**What the task asks**.
Pictures are not part of the copy; repeat everything else in the records exactly.

--- BEGIN Data for this task ---

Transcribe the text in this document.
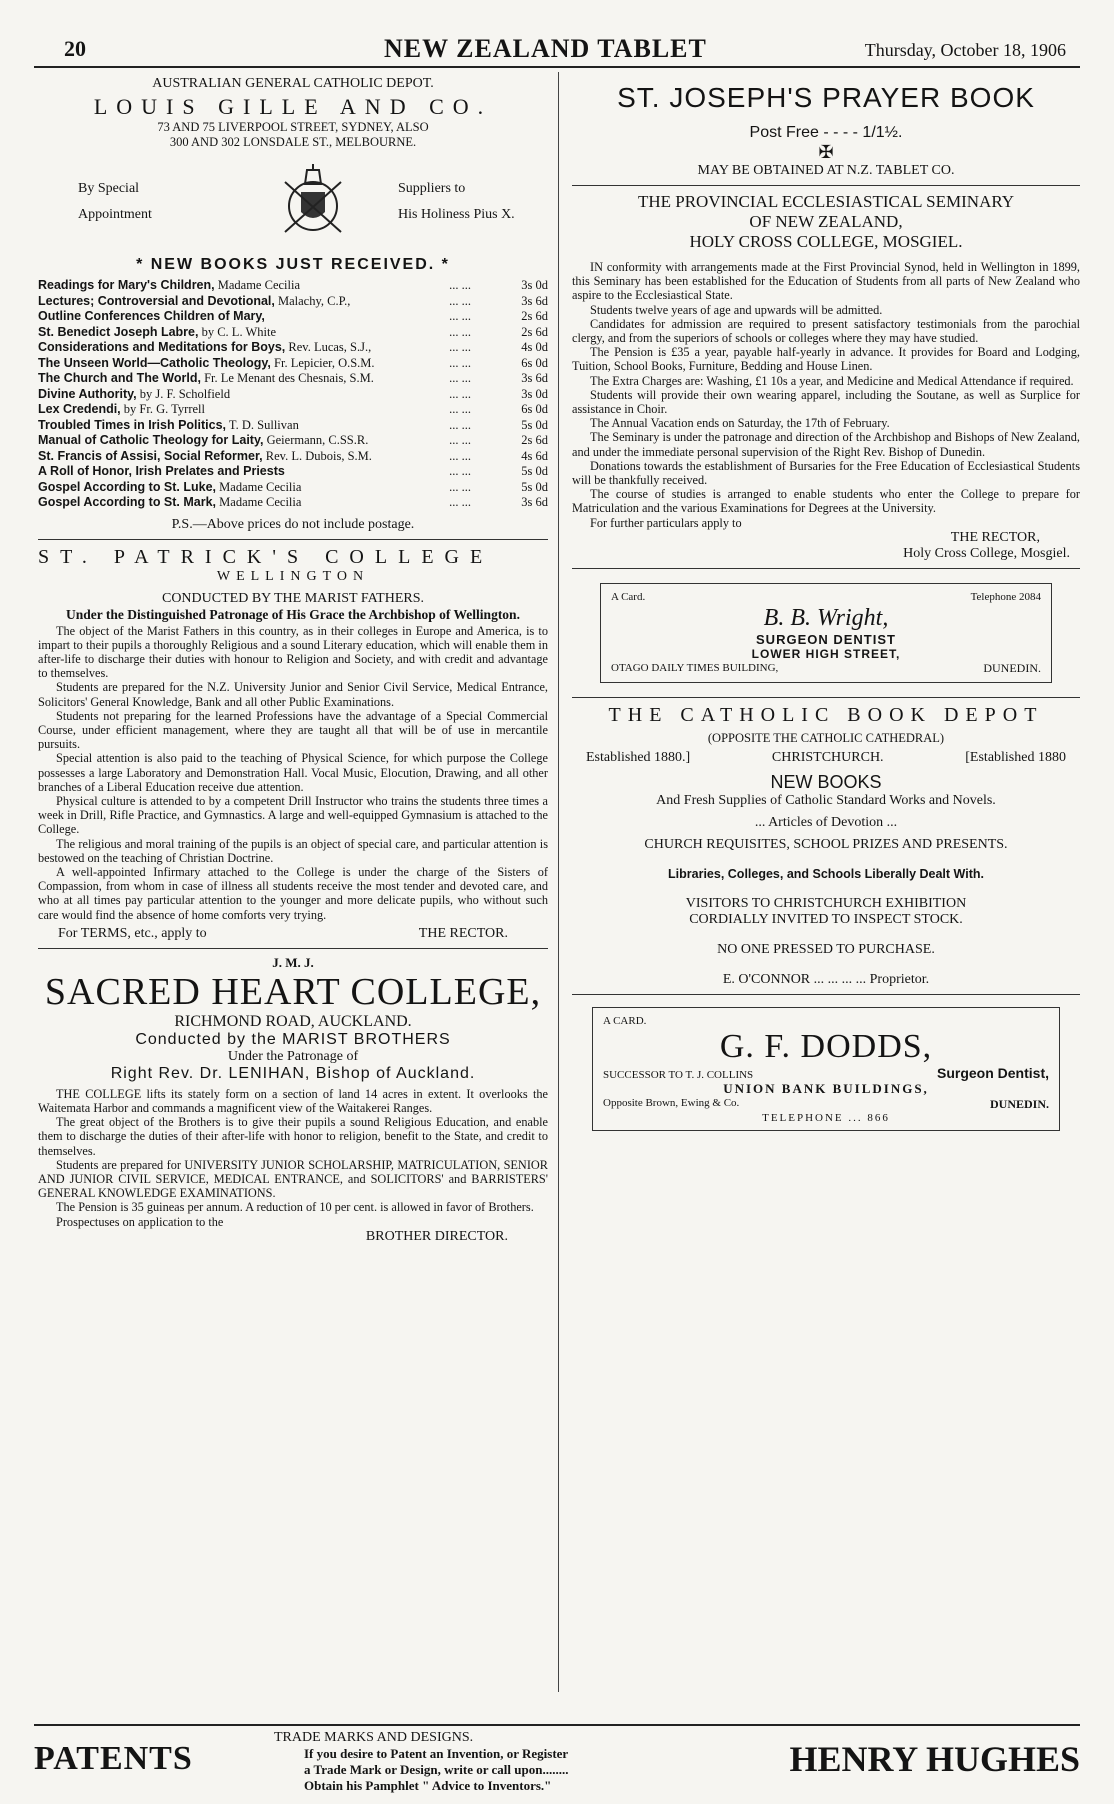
20	NEW ZEALAND TABLET	Thursday, October 18, 1906

AUSTRALIAN GENERAL CATHOLIC DEPOT.

LOUIS GILLE AND CO.

73 AND 75 LIVERPOOL STREET, SYDNEY, ALSO

300 AND 302 LONSDALE ST., MELBOURNE.

By Special

Appointment

Suppliers to

His Holiness Pius X.

* NEW BOOKS JUST RECEIVED. *

Readings for Mary's Children, Madame Cecilia	... ...	3s 0d
Lectures; Controversial and Devotional, Malachy, C.P.,	... ...	3s 6d
Outline Conferences Children of Mary,	... ...	2s 6d
St. Benedict Joseph Labre, by C. L. White	... ...	2s 6d
Considerations and Meditations for Boys, Rev. Lucas, S.J.,	... ...	4s 0d
The Unseen World—Catholic Theology, Fr. Lepicier, O.S.M.	... ...	6s 0d
The Church and The World, Fr. Le Menant des Chesnais, S.M.	... ...	3s 6d
Divine Authority, by J. F. Scholfield	... ...	3s 0d
Lex Credendi, by Fr. G. Tyrrell	... ...	6s 0d
Troubled Times in Irish Politics, T. D. Sullivan	... ...	5s 0d
Manual of Catholic Theology for Laity, Geiermann, C.SS.R.	... ...	2s 6d
St. Francis of Assisi, Social Reformer, Rev. L. Dubois, S.M.	... ...	4s 6d
A Roll of Honor, Irish Prelates and Priests	... ...	5s 0d
Gospel According to St. Luke, Madame Cecilia	... ...	5s 0d
Gospel According to St. Mark, Madame Cecilia	... ...	3s 6d

P.S.—Above prices do not include postage.

ST. PATRICK'S COLLEGE

WELLINGTON

CONDUCTED BY THE MARIST FATHERS.

Under the Distinguished Patronage of His Grace the Archbishop of Wellington.

The object of the Marist Fathers in this country, as in their colleges in Europe and America, is to impart to their pupils a thoroughly Religious and a sound Literary education, which will enable them in after-life to discharge their duties with honour to Religion and Society, and with credit and advantage to themselves.

Students are prepared for the N.Z. University Junior and Senior Civil Service, Medical Entrance, Solicitors' General Knowledge, Bank and all other Public Examinations.

Students not preparing for the learned Professions have the advantage of a Special Commercial Course, under efficient management, where they are taught all that will be of use in mercantile pursuits.

Special attention is also paid to the teaching of Physical Science, for which purpose the College possesses a large Laboratory and Demonstration Hall. Vocal Music, Elocution, Drawing, and all other branches of a Liberal Education receive due attention.

Physical culture is attended to by a competent Drill Instructor who trains the students three times a week in Drill, Rifle Practice, and Gymnastics. A large and well-equipped Gymnasium is attached to the College.

The religious and moral training of the pupils is an object of special care, and particular attention is bestowed on the teaching of Christian Doctrine.

A well-appointed Infirmary attached to the College is under the charge of the Sisters of Compassion, from whom in case of illness all students receive the most tender and devoted care, and who at all times pay particular attention to the younger and more delicate pupils, who without such care would find the absence of home comforts very trying.

For TERMS, etc., apply to	THE RECTOR.

J. M. J.

SACRED HEART COLLEGE,

RICHMOND ROAD, AUCKLAND.

Conducted by the MARIST BROTHERS

Under the Patronage of

Right Rev. Dr. LENIHAN, Bishop of Auckland.

THE COLLEGE lifts its stately form on a section of land 14 acres in extent. It overlooks the Waitemata Harbor and commands a magnificent view of the Waitakerei Ranges.

The great object of the Brothers is to give their pupils a sound Religious Education, and enable them to discharge the duties of their after-life with honor to religion, benefit to the State, and credit to themselves.

Students are prepared for UNIVERSITY JUNIOR SCHOLARSHIP, MATRICULATION, SENIOR AND JUNIOR CIVIL SERVICE, MEDICAL ENTRANCE, and SOLICITORS' and BARRISTERS' GENERAL KNOWLEDGE EXAMINATIONS.

The Pension is 35 guineas per annum. A reduction of 10 per cent. is allowed in favor of Brothers.

Prospectuses on application to the

BROTHER DIRECTOR.

ST. JOSEPH'S PRAYER BOOK

Post Free - - - - 1/1½.

✠

MAY BE OBTAINED AT N.Z. TABLET CO.

THE PROVINCIAL ECCLESIASTICAL SEMINARY

OF NEW ZEALAND,

HOLY CROSS COLLEGE, MOSGIEL.

IN conformity with arrangements made at the First Provincial Synod, held in Wellington in 1899, this Seminary has been established for the Education of Students from all parts of New Zealand who aspire to the Ecclesiastical State.

Students twelve years of age and upwards will be admitted.

Candidates for admission are required to present satisfactory testimonials from the parochial clergy, and from the superiors of schools or colleges where they may have studied.

The Pension is £35 a year, payable half-yearly in advance. It provides for Board and Lodging, Tuition, School Books, Furniture, Bedding and House Linen.

The Extra Charges are: Washing, £1 10s a year, and Medicine and Medical Attendance if required.

Students will provide their own wearing apparel, including the Soutane, as well as Surplice for assistance in Choir.

The Annual Vacation ends on Saturday, the 17th of February.

The Seminary is under the patronage and direction of the Archbishop and Bishops of New Zealand, and under the immediate personal supervision of the Right Rev. Bishop of Dunedin.

Donations towards the establishment of Bursaries for the Free Education of Ecclesiastical Students will be thankfully received.

The course of studies is arranged to enable students who enter the College to prepare for Matriculation and the various Examinations for Degrees at the University.

For further particulars apply to

THE RECTOR,

Holy Cross College, Mosgiel.

A Card.	Telephone 2084

B. B. Wright,

SURGEON DENTIST

LOWER HIGH STREET,

OTAGO DAILY TIMES BUILDING,	DUNEDIN.

THE CATHOLIC BOOK DEPOT

(OPPOSITE THE CATHOLIC CATHEDRAL)

Established 1880.]	CHRISTCHURCH.	[Established 1880

NEW BOOKS

And Fresh Supplies of Catholic Standard Works and Novels.

... Articles of Devotion ...

CHURCH REQUISITES, SCHOOL PRIZES AND PRESENTS.

Libraries, Colleges, and Schools Liberally Dealt With.

VISITORS TO CHRISTCHURCH EXHIBITION

CORDIALLY INVITED TO INSPECT STOCK.

NO ONE PRESSED TO PURCHASE.

E. O'CONNOR ... ... ... ... Proprietor.

A CARD.

G. F. DODDS,

SUCCESSOR TO T. J. COLLINS	Surgeon Dentist,

UNION BANK BUILDINGS,

Opposite Brown, Ewing & Co.	DUNEDIN.

TELEPHONE ... 866

PATENTS
TRADE MARKS AND DESIGNS.
If you desire to Patent an Invention, or Register
a Trade Mark or Design, write or call upon........
Obtain his Pamphlet " Advice to Inventors."
HENRY HUGHES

--- END Data for this task ---

**Reply to the task**.
Transcribe the text in this document.
20	NEW ZEALAND TABLET	Thursday, October 18, 1906

AUSTRALIAN GENERAL CATHOLIC DEPOT.

LOUIS GILLE AND CO.

73 AND 75 LIVERPOOL STREET, SYDNEY, ALSO

300 AND 302 LONSDALE ST., MELBOURNE.

By Special

Appointment

Suppliers to

His Holiness Pius X.

* NEW BOOKS JUST RECEIVED. *

Readings for Mary's Children, Madame Cecilia	... ...	3s 0d
Lectures; Controversial and Devotional, Malachy, C.P.,	... ...	3s 6d
Outline Conferences Children of Mary,	... ...	2s 6d
St. Benedict Joseph Labre, by C. L. White	... ...	2s 6d
Considerations and Meditations for Boys, Rev. Lucas, S.J.,	... ...	4s 0d
The Unseen World—Catholic Theology, Fr. Lepicier, O.S.M.	... ...	6s 0d
The Church and The World, Fr. Le Menant des Chesnais, S.M.	... ...	3s 6d
Divine Authority, by J. F. Scholfield	... ...	3s 0d
Lex Credendi, by Fr. G. Tyrrell	... ...	6s 0d
Troubled Times in Irish Politics, T. D. Sullivan	... ...	5s 0d
Manual of Catholic Theology for Laity, Geiermann, C.SS.R.	... ...	2s 6d
St. Francis of Assisi, Social Reformer, Rev. L. Dubois, S.M.	... ...	4s 6d
A Roll of Honor, Irish Prelates and Priests	... ...	5s 0d
Gospel According to St. Luke, Madame Cecilia	... ...	5s 0d
Gospel According to St. Mark, Madame Cecilia	... ...	3s 6d

P.S.—Above prices do not include postage.

ST. PATRICK'S COLLEGE

WELLINGTON

CONDUCTED BY THE MARIST FATHERS.

Under the Distinguished Patronage of His Grace the Archbishop of Wellington.

The object of the Marist Fathers in this country, as in their colleges in Europe and America, is to impart to their pupils a thoroughly Religious and a sound Literary education, which will enable them in after-life to discharge their duties with honour to Religion and Society, and with credit and advantage to themselves.

Students are prepared for the N.Z. University Junior and Senior Civil Service, Medical Entrance, Solicitors' General Knowledge, Bank and all other Public Examinations.

Students not preparing for the learned Professions have the advantage of a Special Commercial Course, under efficient management, where they are taught all that will be of use in mercantile pursuits.

Special attention is also paid to the teaching of Physical Science, for which purpose the College possesses a large Laboratory and Demonstration Hall. Vocal Music, Elocution, Drawing, and all other branches of a Liberal Education receive due attention.

Physical culture is attended to by a competent Drill Instructor who trains the students three times a week in Drill, Rifle Practice, and Gymnastics. A large and well-equipped Gymnasium is attached to the College.

The religious and moral training of the pupils is an object of special care, and particular attention is bestowed on the teaching of Christian Doctrine.

A well-appointed Infirmary attached to the College is under the charge of the Sisters of Compassion, from whom in case of illness all students receive the most tender and devoted care, and who at all times pay particular attention to the younger and more delicate pupils, who without such care would find the absence of home comforts very trying.

For TERMS, etc., apply to	THE RECTOR.

J. M. J.

SACRED HEART COLLEGE,

RICHMOND ROAD, AUCKLAND.

Conducted by the MARIST BROTHERS

Under the Patronage of

Right Rev. Dr. LENIHAN, Bishop of Auckland.

THE COLLEGE lifts its stately form on a section of land 14 acres in extent. It overlooks the Waitemata Harbor and commands a magnificent view of the Waitakerei Ranges.

The great object of the Brothers is to give their pupils a sound Religious Education, and enable them to discharge the duties of their after-life with honor to religion, benefit to the State, and credit to themselves.

Students are prepared for UNIVERSITY JUNIOR SCHOLARSHIP, MATRICULATION, SENIOR AND JUNIOR CIVIL SERVICE, MEDICAL ENTRANCE, and SOLICITORS' and BARRISTERS' GENERAL KNOWLEDGE EXAMINATIONS.

The Pension is 35 guineas per annum. A reduction of 10 per cent. is allowed in favor of Brothers.

Prospectuses on application to the

BROTHER DIRECTOR.

ST. JOSEPH'S PRAYER BOOK

Post Free - - - - 1/1½.

✠

MAY BE OBTAINED AT N.Z. TABLET CO.

THE PROVINCIAL ECCLESIASTICAL SEMINARY

OF NEW ZEALAND,

HOLY CROSS COLLEGE, MOSGIEL.

IN conformity with arrangements made at the First Provincial Synod, held in Wellington in 1899, this Seminary has been established for the Education of Students from all parts of New Zealand who aspire to the Ecclesiastical State.

Students twelve years of age and upwards will be admitted.

Candidates for admission are required to present satisfactory testimonials from the parochial clergy, and from the superiors of schools or colleges where they may have studied.

The Pension is £35 a year, payable half-yearly in advance. It provides for Board and Lodging, Tuition, School Books, Furniture, Bedding and House Linen.

The Extra Charges are: Washing, £1 10s a year, and Medicine and Medical Attendance if required.

Students will provide their own wearing apparel, including the Soutane, as well as Surplice for assistance in Choir.

The Annual Vacation ends on Saturday, the 17th of February.

The Seminary is under the patronage and direction of the Archbishop and Bishops of New Zealand, and under the immediate personal supervision of the Right Rev. Bishop of Dunedin.

Donations towards the establishment of Bursaries for the Free Education of Ecclesiastical Students will be thankfully received.

The course of studies is arranged to enable students who enter the College to prepare for Matriculation and the various Examinations for Degrees at the University.

For further particulars apply to

THE RECTOR,

Holy Cross College, Mosgiel.

A Card.	Telephone 2084

B. B. Wright,

SURGEON DENTIST

LOWER HIGH STREET,

OTAGO DAILY TIMES BUILDING,	DUNEDIN.

THE CATHOLIC BOOK DEPOT

(OPPOSITE THE CATHOLIC CATHEDRAL)

Established 1880.]	CHRISTCHURCH.	[Established 1880

NEW BOOKS

And Fresh Supplies of Catholic Standard Works and Novels.

... Articles of Devotion ...

CHURCH REQUISITES, SCHOOL PRIZES AND PRESENTS.

Libraries, Colleges, and Schools Liberally Dealt With.

VISITORS TO CHRISTCHURCH EXHIBITION

CORDIALLY INVITED TO INSPECT STOCK.

NO ONE PRESSED TO PURCHASE.

E. O'CONNOR ... ... ... ... Proprietor.

A CARD.

G. F. DODDS,

SUCCESSOR TO T. J. COLLINS	Surgeon Dentist,

UNION BANK BUILDINGS,

Opposite Brown, Ewing & Co.	DUNEDIN.

TELEPHONE ... 866

PATENTS
TRADE MARKS AND DESIGNS.
If you desire to Patent an Invention, or Register
a Trade Mark or Design, write or call upon........
Obtain his Pamphlet " Advice to Inventors."
HENRY HUGHES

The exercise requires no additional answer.